◆ Extracted material
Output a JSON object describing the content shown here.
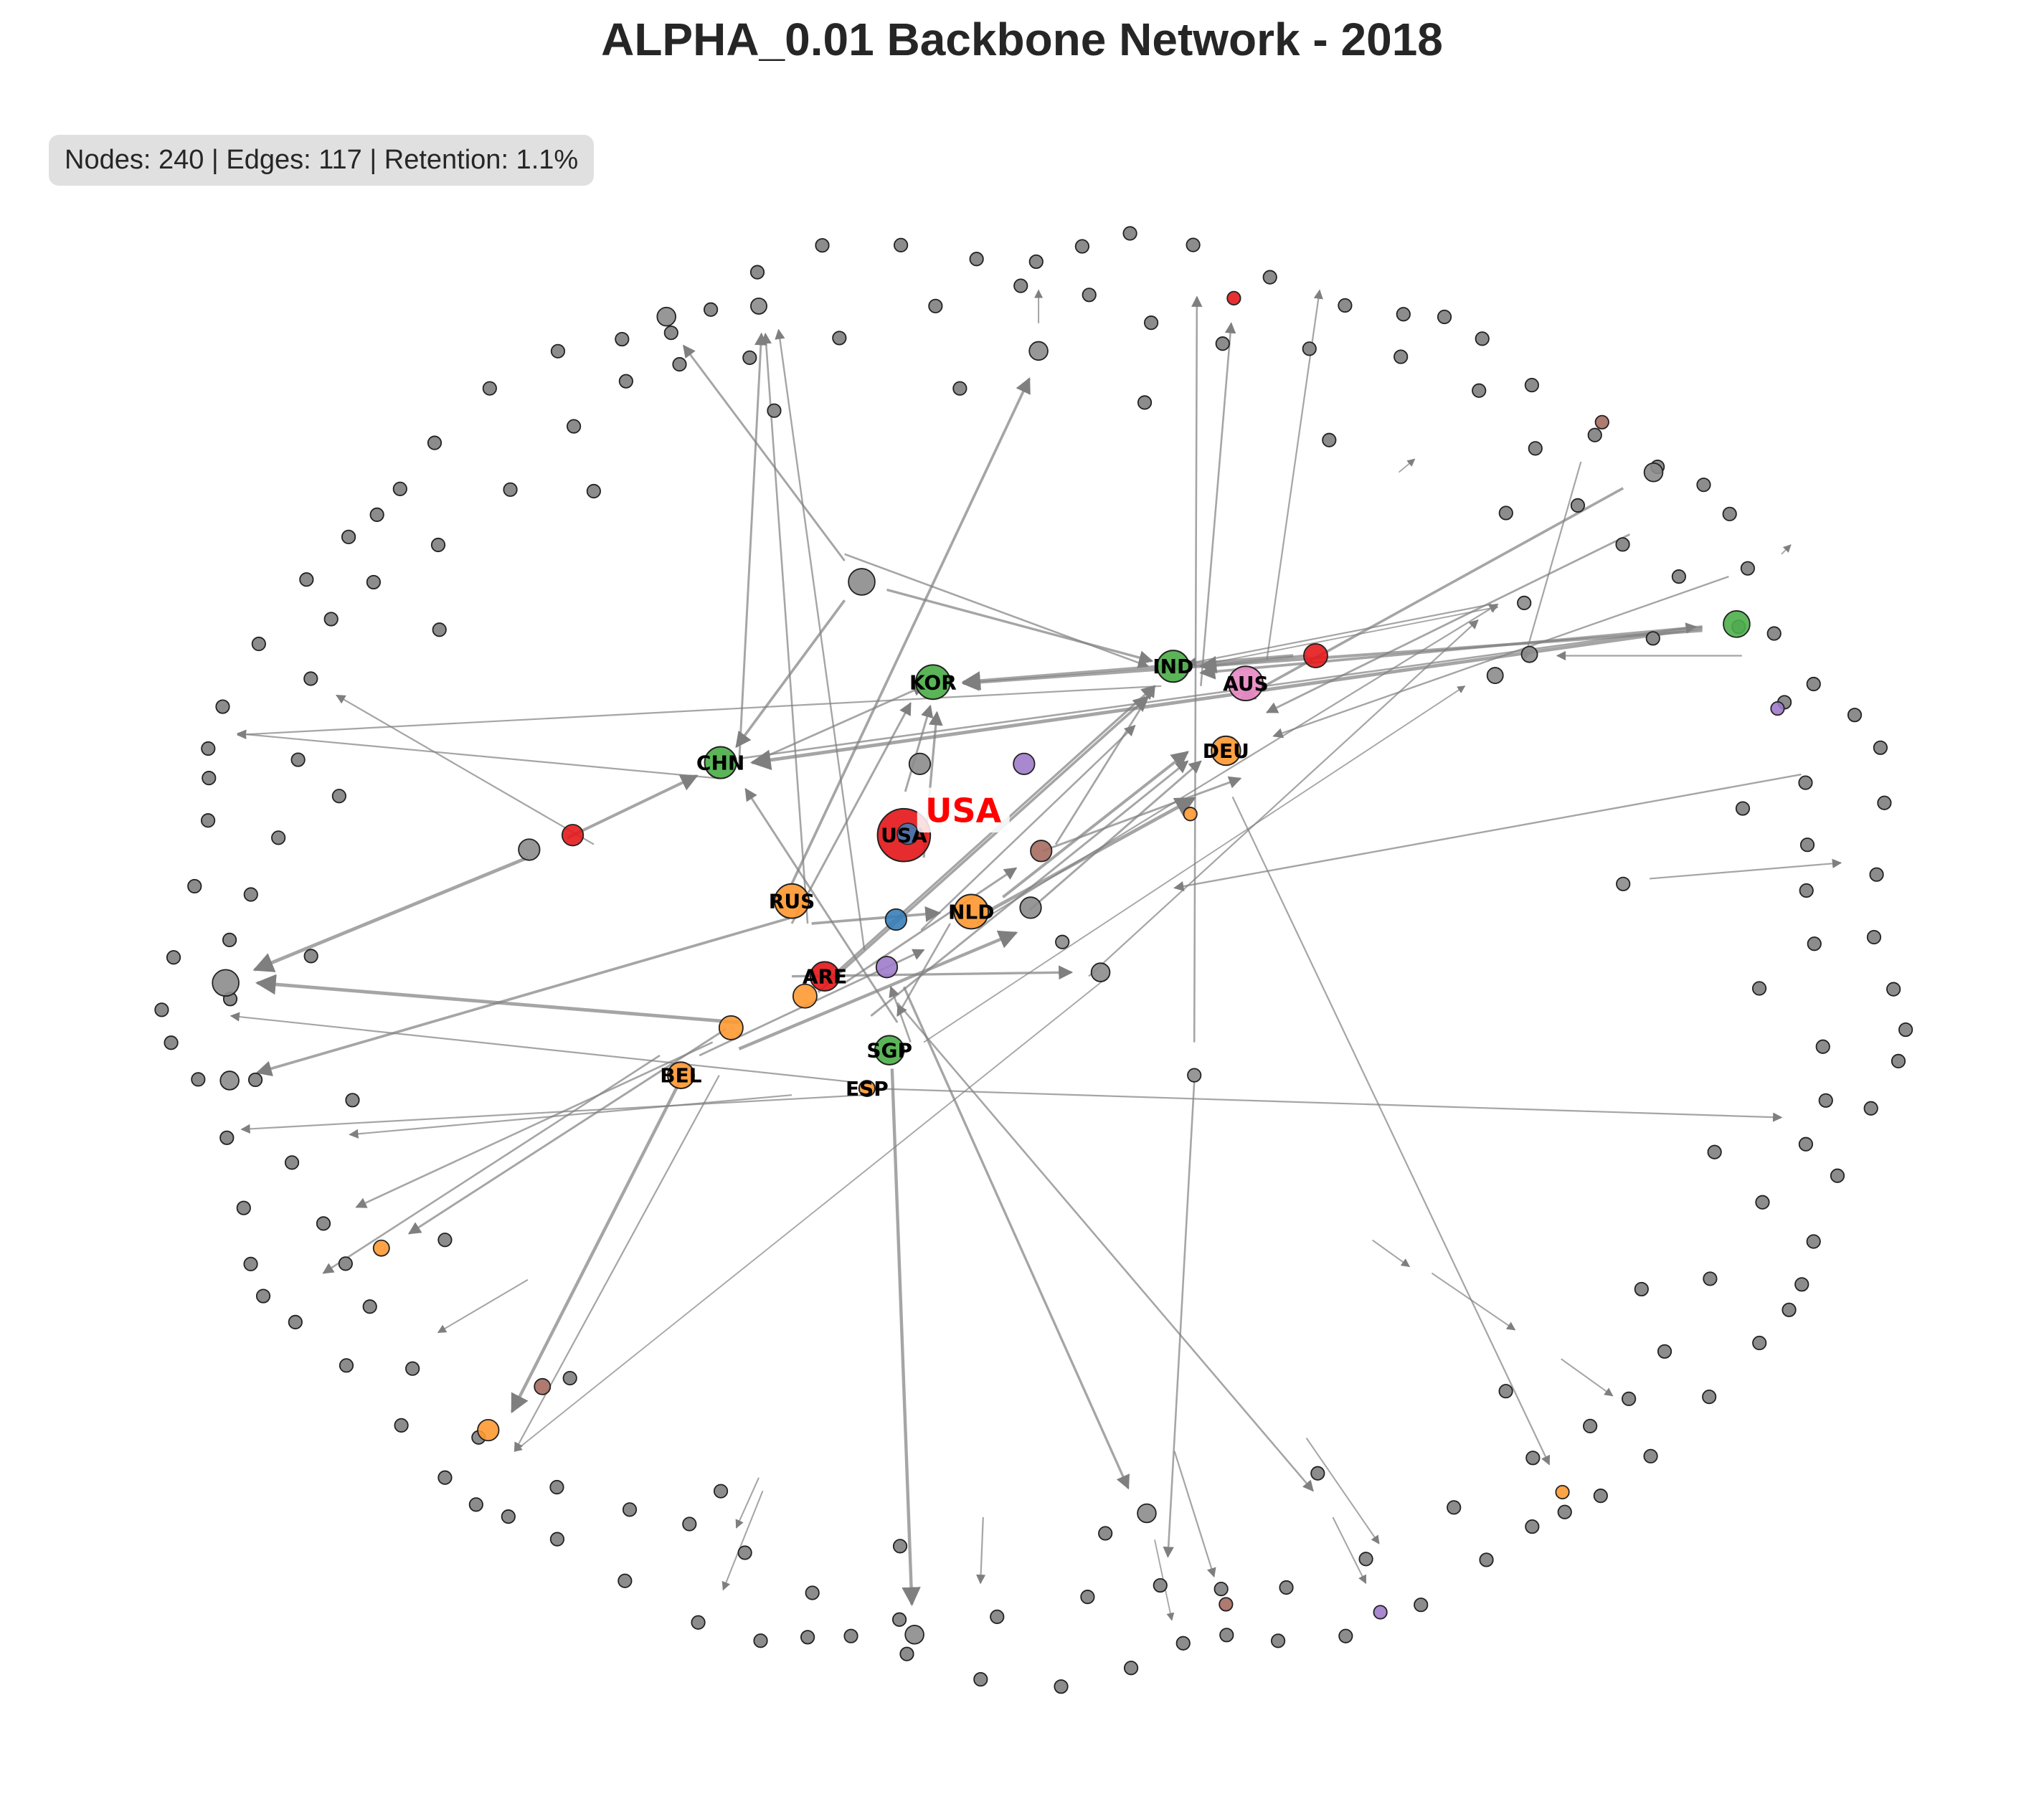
{
  "title": "ALPHA_0.01 Backbone Network - 2018",
  "stats": "Nodes: 240 | Edges: 117 | Retention: 1.1%",
  "highlight": "USA",
  "colors": {
    "green": "#4daf4a",
    "orange": "#ff9933",
    "red": "#e41a1c",
    "blue": "#377eb8",
    "purple": "#9e7bc9",
    "brown": "#a66b5f",
    "pink": "#e78ac3",
    "gray": "#8c8c8c",
    "edge": "#7f7f7f"
  },
  "labeled_nodes": [
    {
      "id": "USA",
      "label": "USA",
      "color": "red"
    },
    {
      "id": "KOR",
      "label": "KOR",
      "color": "green"
    },
    {
      "id": "IND",
      "label": "IND",
      "color": "green"
    },
    {
      "id": "AUS",
      "label": "AUS",
      "color": "pink"
    },
    {
      "id": "CHN",
      "label": "CHN",
      "color": "green"
    },
    {
      "id": "DEU",
      "label": "DEU",
      "color": "orange"
    },
    {
      "id": "RUS",
      "label": "RUS",
      "color": "orange"
    },
    {
      "id": "NLD",
      "label": "NLD",
      "color": "orange"
    },
    {
      "id": "ARE",
      "label": "ARE",
      "color": "red"
    },
    {
      "id": "SGP",
      "label": "SGP",
      "color": "green"
    },
    {
      "id": "BEL",
      "label": "BEL",
      "color": "orange"
    },
    {
      "id": "ESP",
      "label": "ESP",
      "color": "orange"
    }
  ]
}
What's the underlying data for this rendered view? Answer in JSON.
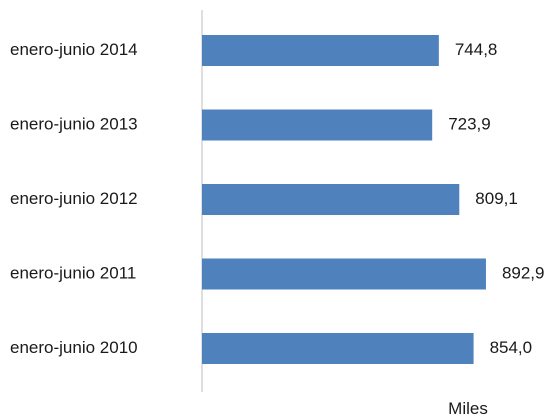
{
  "chart_data": {
    "type": "bar",
    "orientation": "horizontal",
    "categories": [
      "enero-junio 2014",
      "enero-junio 2013",
      "enero-junio 2012",
      "enero-junio 2011",
      "enero-junio 2010"
    ],
    "values": [
      744.8,
      723.9,
      809.1,
      892.9,
      854.0
    ],
    "value_labels": [
      "744,8",
      "723,9",
      "809,1",
      "892,9",
      "854,0"
    ],
    "title": "",
    "xlabel": "Miles",
    "ylabel": "",
    "xlim": [
      0,
      1000
    ],
    "grid": false,
    "legend": "none",
    "bar_color": "#4f81bd"
  }
}
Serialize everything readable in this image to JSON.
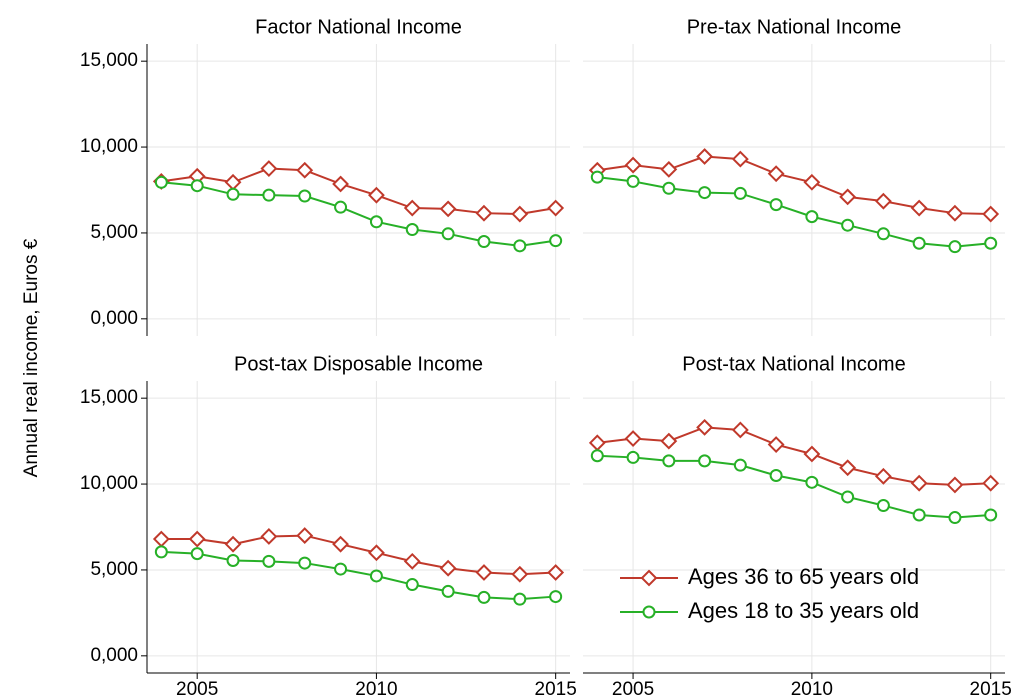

◆ Written task
Images must not appear in the copy; reproduce everything else in the records verbatim.

◆ Full answer
Output a JSON object describing the content shown here.
{
  "title": "ALPHA_0.01 Backbone Network - 2018",
  "stats": "Nodes: 240 | Edges: 117 | Retention: 1.1%",
  "highlight": "USA",
  "colors": {
    "green": "#4daf4a",
    "orange": "#ff9933",
    "red": "#e41a1c",
    "blue": "#377eb8",
    "purple": "#9e7bc9",
    "brown": "#a66b5f",
    "pink": "#e78ac3",
    "gray": "#8c8c8c",
    "edge": "#7f7f7f"
  },
  "labeled_nodes": [
    {
      "id": "USA",
      "label": "USA",
      "color": "red"
    },
    {
      "id": "KOR",
      "label": "KOR",
      "color": "green"
    },
    {
      "id": "IND",
      "label": "IND",
      "color": "green"
    },
    {
      "id": "AUS",
      "label": "AUS",
      "color": "pink"
    },
    {
      "id": "CHN",
      "label": "CHN",
      "color": "green"
    },
    {
      "id": "DEU",
      "label": "DEU",
      "color": "orange"
    },
    {
      "id": "RUS",
      "label": "RUS",
      "color": "orange"
    },
    {
      "id": "NLD",
      "label": "NLD",
      "color": "orange"
    },
    {
      "id": "ARE",
      "label": "ARE",
      "color": "red"
    },
    {
      "id": "SGP",
      "label": "SGP",
      "color": "green"
    },
    {
      "id": "BEL",
      "label": "BEL",
      "color": "orange"
    },
    {
      "id": "ESP",
      "label": "ESP",
      "color": "orange"
    }
  ]
}
What's the underlying data for this rendered view? Answer in JSON.
{
  "chart_data": {
    "type": "bar",
    "orientation": "horizontal",
    "categories": [
      "enero-junio 2014",
      "enero-junio 2013",
      "enero-junio 2012",
      "enero-junio 2011",
      "enero-junio 2010"
    ],
    "values": [
      744.8,
      723.9,
      809.1,
      892.9,
      854.0
    ],
    "value_labels": [
      "744,8",
      "723,9",
      "809,1",
      "892,9",
      "854,0"
    ],
    "title": "",
    "xlabel": "Miles",
    "ylabel": "",
    "xlim": [
      0,
      1000
    ],
    "grid": false,
    "legend": "none",
    "bar_color": "#4f81bd"
  }
}
Serialize everything readable in this image to JSON.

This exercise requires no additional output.